-- start Information given --
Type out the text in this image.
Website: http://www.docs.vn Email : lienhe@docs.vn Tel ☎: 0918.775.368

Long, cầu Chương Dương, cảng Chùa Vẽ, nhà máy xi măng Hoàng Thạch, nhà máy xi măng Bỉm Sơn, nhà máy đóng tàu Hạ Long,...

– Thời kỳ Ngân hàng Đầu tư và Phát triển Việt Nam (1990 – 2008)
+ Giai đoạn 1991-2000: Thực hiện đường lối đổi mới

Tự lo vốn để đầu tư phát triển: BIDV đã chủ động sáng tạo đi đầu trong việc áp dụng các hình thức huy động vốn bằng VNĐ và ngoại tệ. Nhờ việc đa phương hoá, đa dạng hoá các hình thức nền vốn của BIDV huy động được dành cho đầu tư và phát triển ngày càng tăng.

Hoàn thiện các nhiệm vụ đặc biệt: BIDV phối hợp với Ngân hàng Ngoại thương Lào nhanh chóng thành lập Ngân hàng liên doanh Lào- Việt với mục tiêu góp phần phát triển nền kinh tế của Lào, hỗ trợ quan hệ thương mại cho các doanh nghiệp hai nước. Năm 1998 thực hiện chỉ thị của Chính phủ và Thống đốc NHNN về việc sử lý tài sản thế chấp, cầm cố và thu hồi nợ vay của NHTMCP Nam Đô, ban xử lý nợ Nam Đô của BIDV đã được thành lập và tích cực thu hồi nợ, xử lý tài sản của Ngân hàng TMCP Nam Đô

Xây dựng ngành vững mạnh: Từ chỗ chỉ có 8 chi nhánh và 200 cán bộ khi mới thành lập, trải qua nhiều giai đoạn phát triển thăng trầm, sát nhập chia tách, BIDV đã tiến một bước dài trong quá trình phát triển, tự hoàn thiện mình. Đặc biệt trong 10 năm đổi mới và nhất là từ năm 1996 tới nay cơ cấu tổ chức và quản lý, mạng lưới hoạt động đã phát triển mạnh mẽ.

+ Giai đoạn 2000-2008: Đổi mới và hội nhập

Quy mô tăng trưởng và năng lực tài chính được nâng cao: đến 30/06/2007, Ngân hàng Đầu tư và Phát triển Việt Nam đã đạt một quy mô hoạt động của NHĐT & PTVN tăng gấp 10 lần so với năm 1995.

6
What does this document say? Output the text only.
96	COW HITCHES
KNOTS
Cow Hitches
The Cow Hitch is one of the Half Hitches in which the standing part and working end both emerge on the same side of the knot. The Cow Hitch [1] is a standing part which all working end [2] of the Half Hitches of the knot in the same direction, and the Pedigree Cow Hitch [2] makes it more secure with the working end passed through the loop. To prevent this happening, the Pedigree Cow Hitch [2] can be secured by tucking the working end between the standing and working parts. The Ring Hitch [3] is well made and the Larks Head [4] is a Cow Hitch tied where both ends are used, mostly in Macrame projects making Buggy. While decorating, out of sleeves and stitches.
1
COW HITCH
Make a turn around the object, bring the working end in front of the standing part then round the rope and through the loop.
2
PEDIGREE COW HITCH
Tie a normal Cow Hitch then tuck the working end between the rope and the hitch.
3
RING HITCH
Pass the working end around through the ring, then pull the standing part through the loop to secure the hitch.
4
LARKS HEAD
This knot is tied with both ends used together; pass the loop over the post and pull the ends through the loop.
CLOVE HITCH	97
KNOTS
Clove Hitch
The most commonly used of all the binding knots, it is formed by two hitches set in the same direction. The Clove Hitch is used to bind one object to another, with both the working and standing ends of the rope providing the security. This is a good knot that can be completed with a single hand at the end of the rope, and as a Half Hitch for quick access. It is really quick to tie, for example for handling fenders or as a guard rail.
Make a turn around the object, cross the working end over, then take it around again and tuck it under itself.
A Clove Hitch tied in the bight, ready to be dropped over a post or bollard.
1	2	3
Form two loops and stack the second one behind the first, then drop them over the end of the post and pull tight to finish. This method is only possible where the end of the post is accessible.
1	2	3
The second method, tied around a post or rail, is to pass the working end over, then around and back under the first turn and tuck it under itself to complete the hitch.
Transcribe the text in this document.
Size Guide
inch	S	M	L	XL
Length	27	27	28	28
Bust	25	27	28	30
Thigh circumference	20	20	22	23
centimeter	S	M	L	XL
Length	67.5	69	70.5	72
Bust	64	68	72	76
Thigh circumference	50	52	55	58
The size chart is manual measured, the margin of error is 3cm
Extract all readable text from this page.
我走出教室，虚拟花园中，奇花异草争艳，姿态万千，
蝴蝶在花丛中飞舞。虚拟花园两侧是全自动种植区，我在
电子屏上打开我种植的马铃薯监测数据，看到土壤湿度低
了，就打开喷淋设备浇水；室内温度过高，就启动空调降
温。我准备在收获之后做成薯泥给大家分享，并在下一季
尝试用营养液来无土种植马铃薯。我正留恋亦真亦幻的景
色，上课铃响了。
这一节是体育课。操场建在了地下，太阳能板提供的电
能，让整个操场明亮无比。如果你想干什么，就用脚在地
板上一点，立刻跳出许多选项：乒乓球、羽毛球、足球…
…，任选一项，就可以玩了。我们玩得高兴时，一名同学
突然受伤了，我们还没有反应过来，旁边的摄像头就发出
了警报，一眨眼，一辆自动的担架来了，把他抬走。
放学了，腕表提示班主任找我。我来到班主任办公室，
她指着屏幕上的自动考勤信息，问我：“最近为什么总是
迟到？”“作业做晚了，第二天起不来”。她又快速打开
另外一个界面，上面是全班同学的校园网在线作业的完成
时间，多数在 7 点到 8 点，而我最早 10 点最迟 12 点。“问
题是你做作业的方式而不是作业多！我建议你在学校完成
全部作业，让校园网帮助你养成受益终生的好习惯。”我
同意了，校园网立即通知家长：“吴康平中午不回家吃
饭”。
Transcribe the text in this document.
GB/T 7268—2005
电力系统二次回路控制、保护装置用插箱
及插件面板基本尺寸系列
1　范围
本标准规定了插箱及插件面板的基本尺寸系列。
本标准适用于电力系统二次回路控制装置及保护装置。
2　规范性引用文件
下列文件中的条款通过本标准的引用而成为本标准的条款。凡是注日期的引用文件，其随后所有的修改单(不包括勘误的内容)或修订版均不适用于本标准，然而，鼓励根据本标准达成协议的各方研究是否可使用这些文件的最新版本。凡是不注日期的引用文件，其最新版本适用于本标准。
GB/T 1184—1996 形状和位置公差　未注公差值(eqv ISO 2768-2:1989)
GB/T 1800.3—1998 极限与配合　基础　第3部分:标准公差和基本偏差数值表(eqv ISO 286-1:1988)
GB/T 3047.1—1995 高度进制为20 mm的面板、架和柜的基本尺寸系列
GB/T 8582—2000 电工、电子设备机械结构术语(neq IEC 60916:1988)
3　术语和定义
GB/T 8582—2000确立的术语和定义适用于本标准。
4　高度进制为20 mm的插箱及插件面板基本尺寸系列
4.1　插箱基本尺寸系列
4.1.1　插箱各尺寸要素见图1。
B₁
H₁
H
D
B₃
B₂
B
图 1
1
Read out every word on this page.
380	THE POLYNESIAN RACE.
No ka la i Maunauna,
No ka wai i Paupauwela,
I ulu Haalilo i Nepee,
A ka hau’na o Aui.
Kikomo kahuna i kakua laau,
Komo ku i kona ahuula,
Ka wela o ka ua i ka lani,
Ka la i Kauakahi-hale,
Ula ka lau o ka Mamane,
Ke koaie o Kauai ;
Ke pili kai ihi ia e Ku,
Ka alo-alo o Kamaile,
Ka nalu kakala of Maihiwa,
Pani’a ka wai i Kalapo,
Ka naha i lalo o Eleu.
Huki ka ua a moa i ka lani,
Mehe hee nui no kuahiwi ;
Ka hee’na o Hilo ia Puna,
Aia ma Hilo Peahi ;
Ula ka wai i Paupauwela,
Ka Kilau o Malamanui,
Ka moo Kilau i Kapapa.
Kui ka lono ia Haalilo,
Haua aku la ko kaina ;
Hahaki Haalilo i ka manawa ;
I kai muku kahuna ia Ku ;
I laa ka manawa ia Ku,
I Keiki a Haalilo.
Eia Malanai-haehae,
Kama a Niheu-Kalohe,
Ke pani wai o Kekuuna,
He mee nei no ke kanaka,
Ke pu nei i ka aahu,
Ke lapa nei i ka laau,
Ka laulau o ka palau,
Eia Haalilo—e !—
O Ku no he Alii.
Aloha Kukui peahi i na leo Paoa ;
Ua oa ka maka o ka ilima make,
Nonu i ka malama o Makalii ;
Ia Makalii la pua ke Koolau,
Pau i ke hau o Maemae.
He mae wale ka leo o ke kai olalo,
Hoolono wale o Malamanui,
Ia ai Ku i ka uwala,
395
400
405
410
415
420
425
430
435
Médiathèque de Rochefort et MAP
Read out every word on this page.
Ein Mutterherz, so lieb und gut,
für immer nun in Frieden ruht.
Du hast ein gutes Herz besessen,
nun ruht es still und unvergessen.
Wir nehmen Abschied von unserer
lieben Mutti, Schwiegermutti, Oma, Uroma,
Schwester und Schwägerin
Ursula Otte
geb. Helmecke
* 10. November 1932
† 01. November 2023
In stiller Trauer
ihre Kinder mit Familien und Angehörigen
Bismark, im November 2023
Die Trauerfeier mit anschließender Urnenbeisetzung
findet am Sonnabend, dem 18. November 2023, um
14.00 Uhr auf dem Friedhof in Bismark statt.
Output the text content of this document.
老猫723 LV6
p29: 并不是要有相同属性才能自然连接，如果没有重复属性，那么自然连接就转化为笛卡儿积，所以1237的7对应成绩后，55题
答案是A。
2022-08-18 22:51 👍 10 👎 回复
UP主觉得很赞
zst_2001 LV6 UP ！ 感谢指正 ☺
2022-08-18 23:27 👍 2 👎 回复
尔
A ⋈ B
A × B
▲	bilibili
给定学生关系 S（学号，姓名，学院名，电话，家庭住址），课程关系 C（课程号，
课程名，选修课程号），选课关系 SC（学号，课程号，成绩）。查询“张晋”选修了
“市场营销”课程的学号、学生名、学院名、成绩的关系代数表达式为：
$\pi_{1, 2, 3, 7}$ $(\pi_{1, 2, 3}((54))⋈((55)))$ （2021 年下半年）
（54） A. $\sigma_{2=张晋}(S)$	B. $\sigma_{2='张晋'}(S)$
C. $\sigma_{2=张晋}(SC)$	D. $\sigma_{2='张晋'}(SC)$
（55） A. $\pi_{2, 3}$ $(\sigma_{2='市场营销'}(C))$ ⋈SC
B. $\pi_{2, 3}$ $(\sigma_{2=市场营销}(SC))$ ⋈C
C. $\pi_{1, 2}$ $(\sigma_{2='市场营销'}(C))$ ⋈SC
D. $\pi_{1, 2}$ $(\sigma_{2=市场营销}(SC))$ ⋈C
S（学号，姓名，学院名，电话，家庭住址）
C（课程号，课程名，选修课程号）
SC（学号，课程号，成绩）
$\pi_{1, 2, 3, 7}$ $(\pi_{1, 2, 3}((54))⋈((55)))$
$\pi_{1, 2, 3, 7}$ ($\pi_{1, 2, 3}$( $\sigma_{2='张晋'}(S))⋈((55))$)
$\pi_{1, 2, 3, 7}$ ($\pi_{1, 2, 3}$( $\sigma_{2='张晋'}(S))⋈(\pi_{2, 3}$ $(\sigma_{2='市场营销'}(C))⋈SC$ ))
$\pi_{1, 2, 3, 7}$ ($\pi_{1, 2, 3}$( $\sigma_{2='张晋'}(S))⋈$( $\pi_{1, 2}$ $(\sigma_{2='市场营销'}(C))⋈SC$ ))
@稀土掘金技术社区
-- end Information given --
## Your task
Collect the lines that hold "turn".

## Exercise result
Make a turn around the object, bring the working end in front of the standing part then round the rope and through the loop.
Make a turn around the object, cross the working end over, then take it around again and tuck it under itself.
The second method, tied around a post or rail, is to pass the working end over, then around and back under the first turn and tuck it under itself to complete the hitch.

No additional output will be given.